▸ Entries shown
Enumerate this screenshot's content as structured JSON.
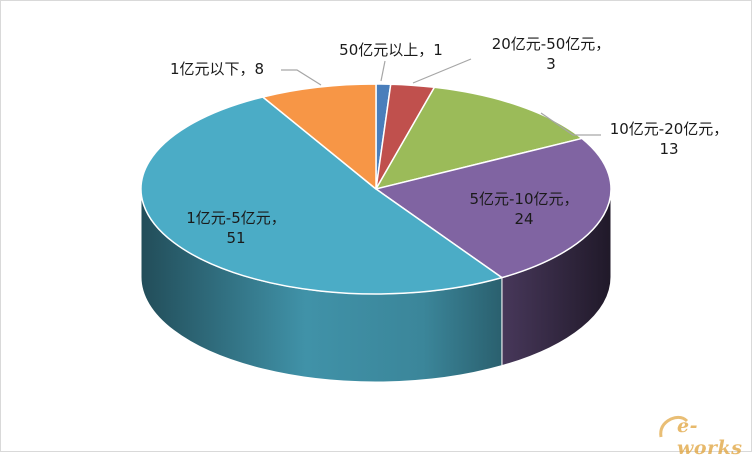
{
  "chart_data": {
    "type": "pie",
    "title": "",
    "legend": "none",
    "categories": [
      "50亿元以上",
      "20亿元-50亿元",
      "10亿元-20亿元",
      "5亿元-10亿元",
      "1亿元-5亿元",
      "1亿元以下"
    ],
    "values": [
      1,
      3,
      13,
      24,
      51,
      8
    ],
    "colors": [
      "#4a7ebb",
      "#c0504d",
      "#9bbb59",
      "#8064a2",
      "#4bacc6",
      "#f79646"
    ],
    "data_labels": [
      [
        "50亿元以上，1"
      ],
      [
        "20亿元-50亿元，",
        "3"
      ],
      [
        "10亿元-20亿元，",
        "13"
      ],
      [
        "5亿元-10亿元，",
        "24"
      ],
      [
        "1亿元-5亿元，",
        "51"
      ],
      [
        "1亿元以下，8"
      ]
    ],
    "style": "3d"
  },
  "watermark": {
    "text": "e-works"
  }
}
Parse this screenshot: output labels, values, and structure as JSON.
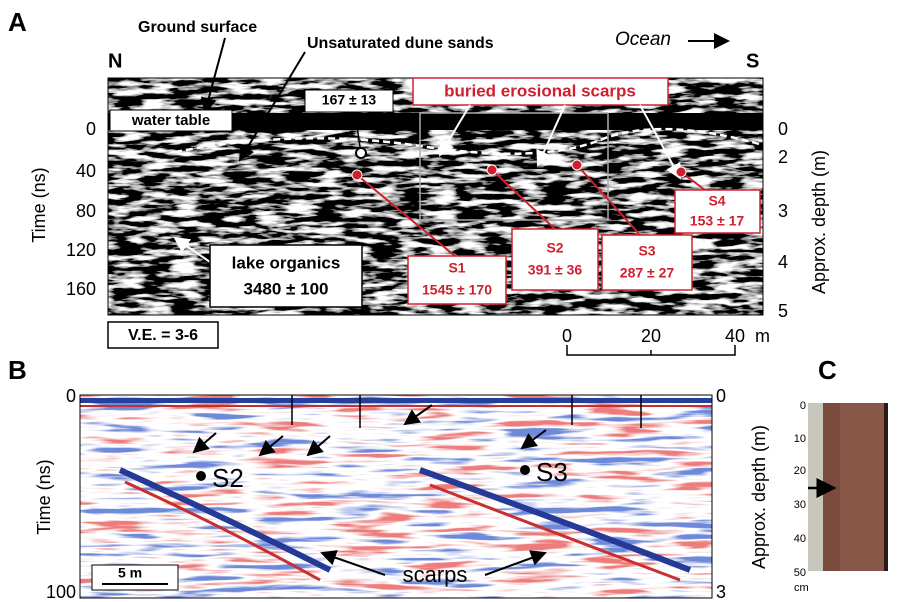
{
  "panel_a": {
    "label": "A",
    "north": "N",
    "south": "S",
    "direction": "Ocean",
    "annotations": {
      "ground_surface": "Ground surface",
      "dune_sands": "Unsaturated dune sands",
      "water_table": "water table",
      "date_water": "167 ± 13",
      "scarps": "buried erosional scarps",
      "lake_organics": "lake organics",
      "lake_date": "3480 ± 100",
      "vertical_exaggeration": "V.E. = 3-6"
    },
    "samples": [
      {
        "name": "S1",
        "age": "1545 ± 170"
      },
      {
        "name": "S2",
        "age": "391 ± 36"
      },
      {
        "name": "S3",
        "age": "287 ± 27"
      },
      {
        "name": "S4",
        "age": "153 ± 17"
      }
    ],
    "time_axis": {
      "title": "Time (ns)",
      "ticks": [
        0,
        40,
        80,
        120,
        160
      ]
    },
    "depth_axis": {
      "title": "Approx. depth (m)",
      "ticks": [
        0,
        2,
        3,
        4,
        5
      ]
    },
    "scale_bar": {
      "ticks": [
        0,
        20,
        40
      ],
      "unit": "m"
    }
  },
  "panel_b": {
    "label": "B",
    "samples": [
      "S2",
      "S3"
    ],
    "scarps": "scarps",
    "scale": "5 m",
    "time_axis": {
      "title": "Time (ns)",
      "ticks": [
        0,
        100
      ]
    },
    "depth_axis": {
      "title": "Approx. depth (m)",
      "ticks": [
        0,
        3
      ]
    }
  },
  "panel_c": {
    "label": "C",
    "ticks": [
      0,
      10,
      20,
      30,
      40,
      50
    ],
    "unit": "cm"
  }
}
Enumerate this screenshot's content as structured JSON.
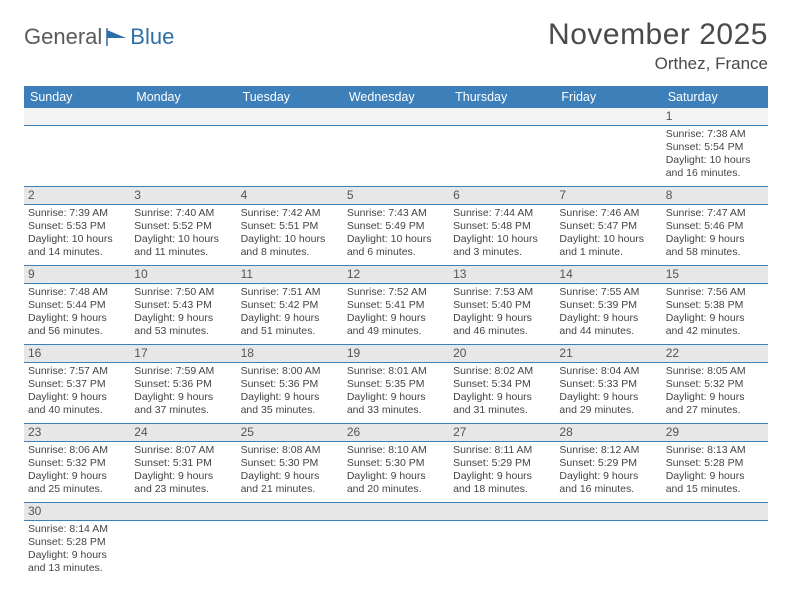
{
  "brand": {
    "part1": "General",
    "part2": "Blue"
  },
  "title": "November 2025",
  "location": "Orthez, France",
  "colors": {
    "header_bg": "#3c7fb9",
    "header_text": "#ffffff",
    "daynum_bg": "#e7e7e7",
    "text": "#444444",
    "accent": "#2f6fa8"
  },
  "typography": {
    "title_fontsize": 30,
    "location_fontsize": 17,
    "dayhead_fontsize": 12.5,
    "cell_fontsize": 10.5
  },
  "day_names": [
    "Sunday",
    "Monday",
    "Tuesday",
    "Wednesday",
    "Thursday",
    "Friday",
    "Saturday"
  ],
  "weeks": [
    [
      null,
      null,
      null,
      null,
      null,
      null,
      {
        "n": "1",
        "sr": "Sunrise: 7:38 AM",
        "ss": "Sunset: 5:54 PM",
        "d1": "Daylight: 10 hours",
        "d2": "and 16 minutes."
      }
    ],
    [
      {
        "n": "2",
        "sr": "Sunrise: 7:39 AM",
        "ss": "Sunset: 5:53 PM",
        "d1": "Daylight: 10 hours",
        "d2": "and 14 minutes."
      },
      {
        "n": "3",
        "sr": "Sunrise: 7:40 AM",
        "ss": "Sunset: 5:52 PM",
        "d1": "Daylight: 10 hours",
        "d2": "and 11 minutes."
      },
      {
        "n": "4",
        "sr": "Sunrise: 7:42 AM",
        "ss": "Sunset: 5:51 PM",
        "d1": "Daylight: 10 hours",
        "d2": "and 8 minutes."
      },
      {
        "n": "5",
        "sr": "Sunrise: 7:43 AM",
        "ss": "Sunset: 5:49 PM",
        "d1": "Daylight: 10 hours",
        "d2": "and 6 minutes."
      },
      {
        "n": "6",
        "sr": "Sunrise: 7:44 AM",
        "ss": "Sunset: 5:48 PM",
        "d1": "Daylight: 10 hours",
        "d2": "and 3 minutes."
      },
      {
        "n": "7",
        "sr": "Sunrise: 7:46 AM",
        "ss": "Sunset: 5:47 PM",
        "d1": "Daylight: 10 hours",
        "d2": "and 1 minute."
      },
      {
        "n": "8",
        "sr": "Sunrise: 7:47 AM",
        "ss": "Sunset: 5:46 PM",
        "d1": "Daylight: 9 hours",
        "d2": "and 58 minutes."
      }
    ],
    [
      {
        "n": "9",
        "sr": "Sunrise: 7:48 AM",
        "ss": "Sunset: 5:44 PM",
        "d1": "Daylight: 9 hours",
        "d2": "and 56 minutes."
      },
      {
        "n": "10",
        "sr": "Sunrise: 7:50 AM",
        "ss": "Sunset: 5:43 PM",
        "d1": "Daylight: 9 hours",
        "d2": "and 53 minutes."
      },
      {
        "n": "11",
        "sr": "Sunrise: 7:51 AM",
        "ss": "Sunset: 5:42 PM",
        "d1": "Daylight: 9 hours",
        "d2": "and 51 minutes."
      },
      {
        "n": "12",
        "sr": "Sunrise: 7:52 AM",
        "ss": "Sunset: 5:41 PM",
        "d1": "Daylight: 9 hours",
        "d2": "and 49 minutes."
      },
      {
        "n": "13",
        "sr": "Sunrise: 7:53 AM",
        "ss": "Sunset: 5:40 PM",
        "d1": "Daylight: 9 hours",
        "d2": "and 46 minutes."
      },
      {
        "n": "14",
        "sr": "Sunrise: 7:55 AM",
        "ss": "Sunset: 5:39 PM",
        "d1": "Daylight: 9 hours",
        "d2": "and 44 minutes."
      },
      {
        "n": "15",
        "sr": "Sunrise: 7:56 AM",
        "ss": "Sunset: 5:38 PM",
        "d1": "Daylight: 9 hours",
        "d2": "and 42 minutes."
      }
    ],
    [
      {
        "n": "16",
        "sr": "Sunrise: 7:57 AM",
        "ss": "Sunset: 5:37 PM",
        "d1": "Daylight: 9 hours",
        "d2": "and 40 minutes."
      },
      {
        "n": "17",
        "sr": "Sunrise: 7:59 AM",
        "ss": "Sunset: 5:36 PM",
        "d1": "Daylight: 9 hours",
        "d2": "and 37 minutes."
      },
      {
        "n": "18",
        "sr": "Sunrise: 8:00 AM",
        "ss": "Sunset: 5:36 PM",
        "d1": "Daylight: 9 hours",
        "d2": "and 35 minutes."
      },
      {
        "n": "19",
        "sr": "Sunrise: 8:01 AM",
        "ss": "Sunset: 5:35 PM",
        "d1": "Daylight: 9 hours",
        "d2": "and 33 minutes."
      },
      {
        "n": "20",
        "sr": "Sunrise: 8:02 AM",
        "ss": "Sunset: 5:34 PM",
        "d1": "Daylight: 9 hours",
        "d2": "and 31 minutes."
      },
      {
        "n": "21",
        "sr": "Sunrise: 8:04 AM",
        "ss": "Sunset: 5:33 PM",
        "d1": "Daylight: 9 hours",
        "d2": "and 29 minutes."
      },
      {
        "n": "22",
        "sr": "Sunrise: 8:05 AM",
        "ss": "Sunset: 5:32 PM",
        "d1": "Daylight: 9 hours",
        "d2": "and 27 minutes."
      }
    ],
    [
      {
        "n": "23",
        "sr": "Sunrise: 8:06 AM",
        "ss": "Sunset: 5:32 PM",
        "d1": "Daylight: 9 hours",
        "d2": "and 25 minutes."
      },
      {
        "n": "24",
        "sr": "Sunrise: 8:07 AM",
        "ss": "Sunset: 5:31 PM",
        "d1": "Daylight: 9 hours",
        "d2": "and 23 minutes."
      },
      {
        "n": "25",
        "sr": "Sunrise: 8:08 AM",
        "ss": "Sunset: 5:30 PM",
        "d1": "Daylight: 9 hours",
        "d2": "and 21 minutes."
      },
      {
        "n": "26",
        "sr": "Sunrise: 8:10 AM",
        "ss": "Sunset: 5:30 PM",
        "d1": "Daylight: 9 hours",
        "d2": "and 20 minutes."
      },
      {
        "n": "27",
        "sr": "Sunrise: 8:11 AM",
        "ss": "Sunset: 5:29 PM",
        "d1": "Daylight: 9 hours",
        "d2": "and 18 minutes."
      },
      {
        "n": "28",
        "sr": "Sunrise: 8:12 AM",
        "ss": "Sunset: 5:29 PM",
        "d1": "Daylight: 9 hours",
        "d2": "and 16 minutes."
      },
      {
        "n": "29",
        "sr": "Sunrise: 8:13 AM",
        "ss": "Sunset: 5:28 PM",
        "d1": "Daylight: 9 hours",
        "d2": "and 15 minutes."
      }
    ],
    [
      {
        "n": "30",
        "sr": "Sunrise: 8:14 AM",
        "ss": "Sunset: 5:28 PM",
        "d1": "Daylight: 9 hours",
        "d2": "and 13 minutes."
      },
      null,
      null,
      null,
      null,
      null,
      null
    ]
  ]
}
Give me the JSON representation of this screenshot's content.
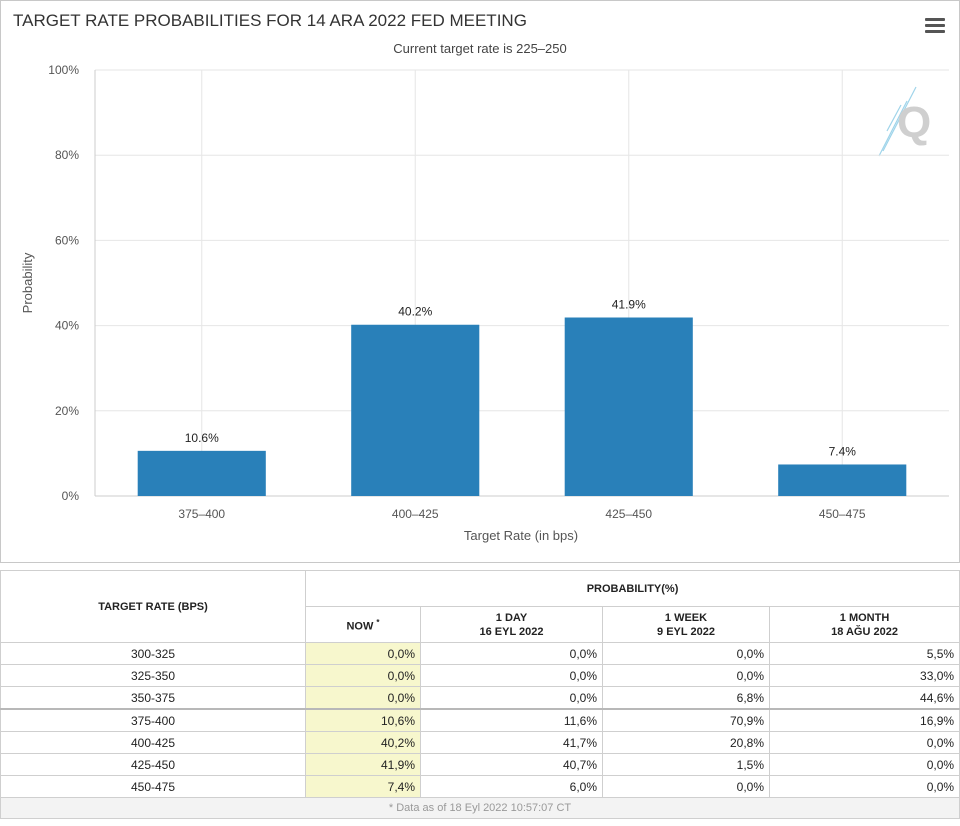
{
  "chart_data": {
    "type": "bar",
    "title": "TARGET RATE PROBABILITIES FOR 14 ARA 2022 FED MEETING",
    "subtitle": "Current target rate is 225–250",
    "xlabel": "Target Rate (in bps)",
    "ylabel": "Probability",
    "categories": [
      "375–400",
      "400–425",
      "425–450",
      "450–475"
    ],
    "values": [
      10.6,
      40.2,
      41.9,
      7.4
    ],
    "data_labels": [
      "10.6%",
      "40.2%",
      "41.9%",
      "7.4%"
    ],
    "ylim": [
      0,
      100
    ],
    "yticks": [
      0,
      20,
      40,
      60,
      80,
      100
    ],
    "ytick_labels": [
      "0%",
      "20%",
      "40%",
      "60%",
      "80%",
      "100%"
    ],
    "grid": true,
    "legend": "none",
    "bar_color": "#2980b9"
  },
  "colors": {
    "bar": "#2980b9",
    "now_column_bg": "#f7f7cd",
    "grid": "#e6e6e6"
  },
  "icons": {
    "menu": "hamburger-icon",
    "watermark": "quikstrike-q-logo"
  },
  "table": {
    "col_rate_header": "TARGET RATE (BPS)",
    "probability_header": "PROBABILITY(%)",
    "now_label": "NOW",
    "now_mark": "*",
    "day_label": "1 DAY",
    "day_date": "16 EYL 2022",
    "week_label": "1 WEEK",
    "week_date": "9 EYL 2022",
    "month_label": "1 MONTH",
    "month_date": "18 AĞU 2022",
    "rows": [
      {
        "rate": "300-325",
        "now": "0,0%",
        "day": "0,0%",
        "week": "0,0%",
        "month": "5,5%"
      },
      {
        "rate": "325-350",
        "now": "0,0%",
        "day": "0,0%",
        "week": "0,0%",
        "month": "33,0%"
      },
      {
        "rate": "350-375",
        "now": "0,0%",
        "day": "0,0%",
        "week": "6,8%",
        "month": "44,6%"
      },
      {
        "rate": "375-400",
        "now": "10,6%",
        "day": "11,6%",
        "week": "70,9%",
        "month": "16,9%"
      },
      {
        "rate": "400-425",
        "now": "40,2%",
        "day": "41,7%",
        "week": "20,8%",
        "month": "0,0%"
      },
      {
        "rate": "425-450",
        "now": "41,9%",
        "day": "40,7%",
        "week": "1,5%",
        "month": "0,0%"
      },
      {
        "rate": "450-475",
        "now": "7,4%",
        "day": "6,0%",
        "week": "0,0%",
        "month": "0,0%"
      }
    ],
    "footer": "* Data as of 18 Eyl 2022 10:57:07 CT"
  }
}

▸ Problem statement
From the data, list each line in which the string "screenshot" appears.

▸ Written response
Enumerate this screenshot's content as structured JSON.
Parse this screenshot: output labels, values, and structure as JSON.
Enumerate this screenshot's content as structured JSON.
Give me the JSON representation of this screenshot's content.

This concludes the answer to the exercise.